═════ Extracted entries ═════
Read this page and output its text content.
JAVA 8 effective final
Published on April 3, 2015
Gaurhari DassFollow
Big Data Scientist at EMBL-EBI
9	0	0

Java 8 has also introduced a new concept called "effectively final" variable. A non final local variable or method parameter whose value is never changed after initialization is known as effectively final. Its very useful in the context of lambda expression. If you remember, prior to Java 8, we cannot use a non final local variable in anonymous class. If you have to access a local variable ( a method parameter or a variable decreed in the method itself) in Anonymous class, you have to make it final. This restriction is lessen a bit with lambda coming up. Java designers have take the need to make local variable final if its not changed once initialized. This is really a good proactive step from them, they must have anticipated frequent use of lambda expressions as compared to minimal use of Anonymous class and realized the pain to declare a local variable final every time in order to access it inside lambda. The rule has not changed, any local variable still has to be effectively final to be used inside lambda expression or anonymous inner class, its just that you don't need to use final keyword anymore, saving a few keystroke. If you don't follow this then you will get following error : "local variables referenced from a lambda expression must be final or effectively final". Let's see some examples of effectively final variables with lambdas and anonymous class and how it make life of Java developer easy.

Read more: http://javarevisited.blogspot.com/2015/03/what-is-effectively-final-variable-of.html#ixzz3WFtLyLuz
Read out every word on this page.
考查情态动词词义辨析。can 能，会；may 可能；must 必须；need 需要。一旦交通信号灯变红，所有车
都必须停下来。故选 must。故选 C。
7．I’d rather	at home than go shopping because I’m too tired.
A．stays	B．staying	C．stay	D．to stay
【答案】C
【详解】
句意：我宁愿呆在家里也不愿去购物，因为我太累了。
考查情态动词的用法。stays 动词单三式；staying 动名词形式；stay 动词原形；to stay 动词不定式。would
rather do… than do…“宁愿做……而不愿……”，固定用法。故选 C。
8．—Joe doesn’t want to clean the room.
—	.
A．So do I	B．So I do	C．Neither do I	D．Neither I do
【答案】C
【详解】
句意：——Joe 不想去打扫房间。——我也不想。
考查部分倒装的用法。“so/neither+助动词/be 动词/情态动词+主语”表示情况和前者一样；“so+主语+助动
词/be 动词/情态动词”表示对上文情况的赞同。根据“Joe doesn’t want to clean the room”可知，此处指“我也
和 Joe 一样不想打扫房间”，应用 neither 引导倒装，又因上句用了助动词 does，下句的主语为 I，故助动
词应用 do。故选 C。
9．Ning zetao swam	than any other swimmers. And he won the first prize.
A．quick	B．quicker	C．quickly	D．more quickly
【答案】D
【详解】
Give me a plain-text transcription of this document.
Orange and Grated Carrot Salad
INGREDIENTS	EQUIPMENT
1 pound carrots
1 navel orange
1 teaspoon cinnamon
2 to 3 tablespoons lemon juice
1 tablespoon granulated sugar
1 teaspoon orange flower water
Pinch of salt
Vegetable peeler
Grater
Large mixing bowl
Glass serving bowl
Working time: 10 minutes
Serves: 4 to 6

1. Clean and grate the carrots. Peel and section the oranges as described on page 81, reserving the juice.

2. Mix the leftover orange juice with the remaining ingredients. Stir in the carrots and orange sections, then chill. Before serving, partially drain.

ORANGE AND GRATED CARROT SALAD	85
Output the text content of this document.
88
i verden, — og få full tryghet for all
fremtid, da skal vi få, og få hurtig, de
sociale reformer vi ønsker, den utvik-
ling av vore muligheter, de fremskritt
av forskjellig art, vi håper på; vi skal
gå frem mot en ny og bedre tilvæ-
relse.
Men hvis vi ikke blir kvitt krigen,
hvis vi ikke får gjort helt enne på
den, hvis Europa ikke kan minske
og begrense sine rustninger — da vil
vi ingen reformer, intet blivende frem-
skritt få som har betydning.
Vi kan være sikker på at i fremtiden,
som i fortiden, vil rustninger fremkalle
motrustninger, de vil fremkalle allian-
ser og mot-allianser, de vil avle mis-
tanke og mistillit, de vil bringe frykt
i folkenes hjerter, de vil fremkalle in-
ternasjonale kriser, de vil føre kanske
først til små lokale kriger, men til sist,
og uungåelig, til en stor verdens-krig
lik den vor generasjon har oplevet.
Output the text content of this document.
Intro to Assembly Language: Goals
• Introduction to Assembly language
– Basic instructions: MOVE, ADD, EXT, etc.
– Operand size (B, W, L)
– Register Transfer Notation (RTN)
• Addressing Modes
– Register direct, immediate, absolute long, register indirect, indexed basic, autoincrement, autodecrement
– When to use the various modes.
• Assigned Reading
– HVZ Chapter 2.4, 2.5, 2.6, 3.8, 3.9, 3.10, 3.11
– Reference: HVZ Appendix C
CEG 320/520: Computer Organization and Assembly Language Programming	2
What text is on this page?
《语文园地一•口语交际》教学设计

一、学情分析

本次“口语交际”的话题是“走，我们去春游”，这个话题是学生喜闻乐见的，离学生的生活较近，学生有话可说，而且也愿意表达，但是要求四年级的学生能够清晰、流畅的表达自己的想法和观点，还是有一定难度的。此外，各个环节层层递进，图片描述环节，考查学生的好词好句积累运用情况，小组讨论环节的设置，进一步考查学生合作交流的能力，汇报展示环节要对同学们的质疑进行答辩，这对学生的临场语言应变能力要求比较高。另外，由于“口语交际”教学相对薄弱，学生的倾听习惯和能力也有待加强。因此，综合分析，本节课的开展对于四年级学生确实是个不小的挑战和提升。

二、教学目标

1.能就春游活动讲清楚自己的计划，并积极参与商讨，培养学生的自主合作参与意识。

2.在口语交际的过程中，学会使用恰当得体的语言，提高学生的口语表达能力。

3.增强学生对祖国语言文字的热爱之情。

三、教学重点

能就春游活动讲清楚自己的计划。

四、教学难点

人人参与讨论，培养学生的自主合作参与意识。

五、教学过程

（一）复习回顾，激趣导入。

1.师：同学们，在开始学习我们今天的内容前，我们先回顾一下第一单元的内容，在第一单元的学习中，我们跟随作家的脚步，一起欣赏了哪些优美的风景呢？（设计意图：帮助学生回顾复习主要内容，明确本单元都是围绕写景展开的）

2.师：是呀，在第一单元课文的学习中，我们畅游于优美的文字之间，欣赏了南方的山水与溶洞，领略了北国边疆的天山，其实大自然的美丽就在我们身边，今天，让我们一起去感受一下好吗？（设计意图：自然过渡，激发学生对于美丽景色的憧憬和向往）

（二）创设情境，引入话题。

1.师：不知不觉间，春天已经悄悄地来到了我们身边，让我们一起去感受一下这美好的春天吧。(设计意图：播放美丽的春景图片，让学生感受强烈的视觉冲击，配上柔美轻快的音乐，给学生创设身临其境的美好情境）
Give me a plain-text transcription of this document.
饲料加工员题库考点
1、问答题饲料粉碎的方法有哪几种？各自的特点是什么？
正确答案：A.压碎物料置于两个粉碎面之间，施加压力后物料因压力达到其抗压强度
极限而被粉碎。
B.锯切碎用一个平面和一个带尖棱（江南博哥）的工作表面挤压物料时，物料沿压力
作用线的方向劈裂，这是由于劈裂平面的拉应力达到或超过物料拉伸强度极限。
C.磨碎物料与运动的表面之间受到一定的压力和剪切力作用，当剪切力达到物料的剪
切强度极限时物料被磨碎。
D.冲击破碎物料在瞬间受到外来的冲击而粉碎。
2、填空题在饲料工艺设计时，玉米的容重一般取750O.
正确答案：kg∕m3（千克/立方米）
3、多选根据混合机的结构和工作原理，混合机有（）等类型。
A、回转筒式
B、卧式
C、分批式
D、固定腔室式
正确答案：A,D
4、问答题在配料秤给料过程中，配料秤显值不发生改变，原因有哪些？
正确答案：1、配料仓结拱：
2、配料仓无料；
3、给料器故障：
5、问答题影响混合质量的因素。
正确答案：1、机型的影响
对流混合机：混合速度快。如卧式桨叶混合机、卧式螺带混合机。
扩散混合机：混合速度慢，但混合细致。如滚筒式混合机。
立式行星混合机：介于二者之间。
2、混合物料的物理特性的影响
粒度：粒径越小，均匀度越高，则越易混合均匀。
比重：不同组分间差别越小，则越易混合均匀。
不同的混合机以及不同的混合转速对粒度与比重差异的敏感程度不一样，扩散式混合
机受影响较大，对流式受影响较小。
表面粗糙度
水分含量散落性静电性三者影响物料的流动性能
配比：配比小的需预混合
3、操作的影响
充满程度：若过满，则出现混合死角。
═════
-- Stated problem --
Working from the material above, state how many lines contain "hvis"; give only the number.

-- Task solution --
3